* Begin *

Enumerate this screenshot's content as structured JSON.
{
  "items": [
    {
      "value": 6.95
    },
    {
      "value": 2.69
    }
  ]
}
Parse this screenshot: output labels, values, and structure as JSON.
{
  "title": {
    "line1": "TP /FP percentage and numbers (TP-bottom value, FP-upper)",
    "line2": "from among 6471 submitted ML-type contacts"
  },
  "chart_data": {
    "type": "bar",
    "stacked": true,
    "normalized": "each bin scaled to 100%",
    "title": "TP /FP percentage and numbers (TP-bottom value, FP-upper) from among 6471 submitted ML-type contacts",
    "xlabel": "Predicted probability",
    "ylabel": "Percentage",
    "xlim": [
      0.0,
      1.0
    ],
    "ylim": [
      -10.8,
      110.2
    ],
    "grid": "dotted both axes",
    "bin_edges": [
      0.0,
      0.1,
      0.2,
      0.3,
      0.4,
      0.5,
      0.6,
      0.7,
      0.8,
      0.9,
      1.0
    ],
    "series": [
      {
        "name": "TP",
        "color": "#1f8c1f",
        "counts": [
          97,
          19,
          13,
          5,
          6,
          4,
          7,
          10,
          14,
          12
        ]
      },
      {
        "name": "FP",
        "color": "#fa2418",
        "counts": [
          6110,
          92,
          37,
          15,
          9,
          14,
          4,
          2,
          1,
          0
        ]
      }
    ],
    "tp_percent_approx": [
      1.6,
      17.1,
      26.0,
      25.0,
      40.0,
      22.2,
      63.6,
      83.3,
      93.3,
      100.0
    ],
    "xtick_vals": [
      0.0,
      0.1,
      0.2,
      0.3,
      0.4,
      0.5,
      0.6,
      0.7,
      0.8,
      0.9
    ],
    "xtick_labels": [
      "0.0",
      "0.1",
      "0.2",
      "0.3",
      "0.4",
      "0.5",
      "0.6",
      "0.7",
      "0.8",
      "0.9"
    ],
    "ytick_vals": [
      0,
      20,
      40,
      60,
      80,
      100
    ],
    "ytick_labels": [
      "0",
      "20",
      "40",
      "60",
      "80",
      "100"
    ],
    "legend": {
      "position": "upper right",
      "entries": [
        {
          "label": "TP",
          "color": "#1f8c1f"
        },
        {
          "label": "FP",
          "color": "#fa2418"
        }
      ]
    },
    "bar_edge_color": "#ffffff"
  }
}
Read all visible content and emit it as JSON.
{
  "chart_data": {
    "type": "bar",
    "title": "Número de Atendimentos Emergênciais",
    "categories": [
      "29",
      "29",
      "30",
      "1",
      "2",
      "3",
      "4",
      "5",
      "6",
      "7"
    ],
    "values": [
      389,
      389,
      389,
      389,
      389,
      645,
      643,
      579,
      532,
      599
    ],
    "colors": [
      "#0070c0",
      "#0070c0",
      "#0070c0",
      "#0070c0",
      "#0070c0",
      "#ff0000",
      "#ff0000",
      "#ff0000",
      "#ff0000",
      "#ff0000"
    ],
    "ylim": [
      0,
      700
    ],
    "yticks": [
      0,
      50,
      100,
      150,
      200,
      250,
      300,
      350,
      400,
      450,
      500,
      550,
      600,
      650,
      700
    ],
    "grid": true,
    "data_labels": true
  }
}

* End *

## Work to complete:
Find every line in the records above that holds the word "among", and copy each one.

## Exercise result:
    "line2": "from among 6471 submitted ML-type contacts"
    "title": "TP /FP percentage and numbers (TP-bottom value, FP-upper) from among 6471 submitted ML-type contacts",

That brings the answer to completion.